To do: Leave out any picture and return the remaining listing below exactly as given.
BEGIN Given data
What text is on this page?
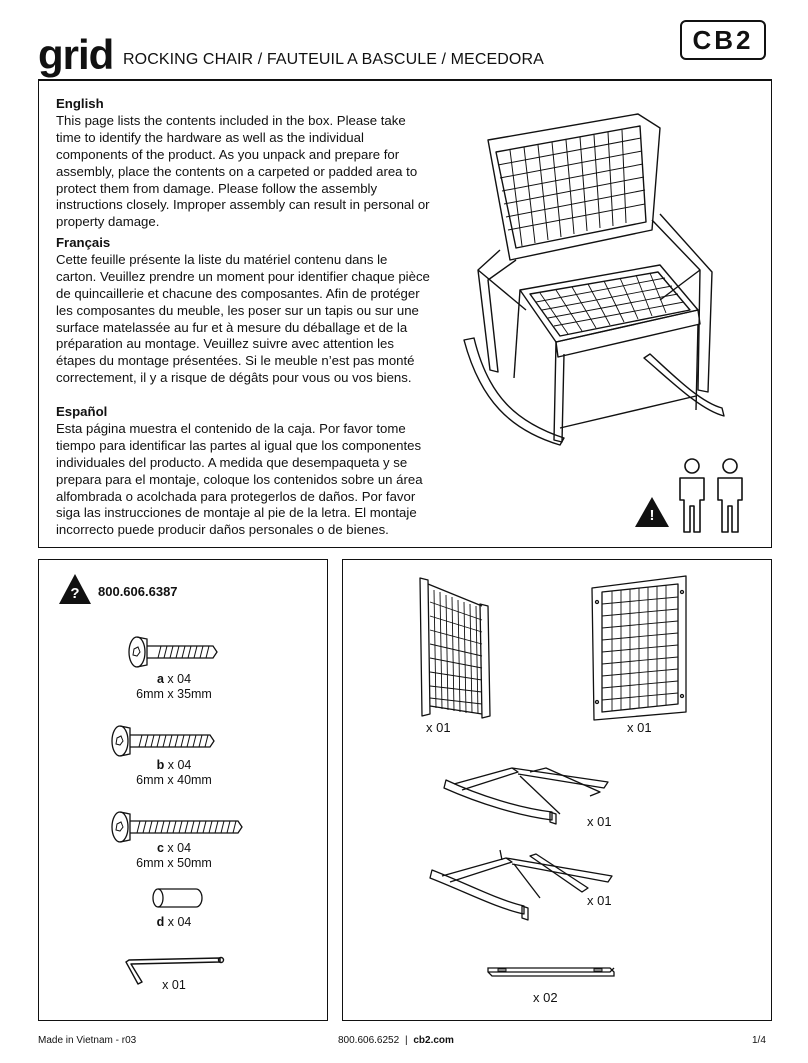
grid ROCKING CHAIR / FAUTEUIL A BASCULE / MECEDORA
CB2
English
This page lists the contents included in the box. Please take time to identify the hardware as well as the individual components of the product. As you unpack and prepare for assembly, place the contents on a carpeted or padded area to protect them from damage. Please follow the assembly instructions closely. Improper assembly can result in personal or property damage.
Français
Cette feuille présente la liste du matériel contenu dans le carton. Veuillez prendre un moment pour identifier chaque pièce de quincaillerie et chacune des composantes. Afin de protéger les composantes du meuble, les poser sur un tapis ou sur une surface matelassée au fur et à mesure du déballage et de la préparation au montage. Veuillez suivre avec attention les étapes du montage présentées. Si le meuble n’est pas monté correctement, il y a risque de dégâts pour vous ou vos biens.
Español
Esta página muestra el contenido de la caja. Por favor tome tiempo para identificar las partes al igual que los componentes individuales del producto. A medida que desempaqueta y se prepara para el montaje, coloque los contenidos sobre un área alfombrada o acolchada para protegerlos de daños. Por favor siga las instrucciones de montaje al pie de la letra. El montaje incorrecto puede producir daños personales o de bienes.
!
?	800.606.6387
a x 04
6mm x 35mm
b x 04
6mm x 40mm
c x 04
6mm x 50mm
d x 04
x 01
x 01	x 01
x 01
x 01
x 02
Made in Vietnam - r03	800.606.6252 | cb2.com	1/4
END Given data
The completed task:
What text is on this page?
grid ROCKING CHAIR / FAUTEUIL A BASCULE / MECEDORA
CB2
English
This page lists the contents included in the box. Please take time to identify the hardware as well as the individual components of the product. As you unpack and prepare for assembly, place the contents on a carpeted or padded area to protect them from damage. Please follow the assembly instructions closely. Improper assembly can result in personal or property damage.
Français
Cette feuille présente la liste du matériel contenu dans le carton. Veuillez prendre un moment pour identifier chaque pièce de quincaillerie et chacune des composantes. Afin de protéger les composantes du meuble, les poser sur un tapis ou sur une surface matelassée au fur et à mesure du déballage et de la préparation au montage. Veuillez suivre avec attention les étapes du montage présentées. Si le meuble n’est pas monté correctement, il y a risque de dégâts pour vous ou vos biens.
Español
Esta página muestra el contenido de la caja. Por favor tome tiempo para identificar las partes al igual que los componentes individuales del producto. A medida que desempaqueta y se prepara para el montaje, coloque los contenidos sobre un área alfombrada o acolchada para protegerlos de daños. Por favor siga las instrucciones de montaje al pie de la letra. El montaje incorrecto puede producir daños personales o de bienes.
!
?	800.606.6387
a x 04
6mm x 35mm
b x 04
6mm x 40mm
c x 04
6mm x 50mm
d x 04
x 01
x 01	x 01
x 01
x 01
x 02
Made in Vietnam - r03	800.606.6252 | cb2.com	1/4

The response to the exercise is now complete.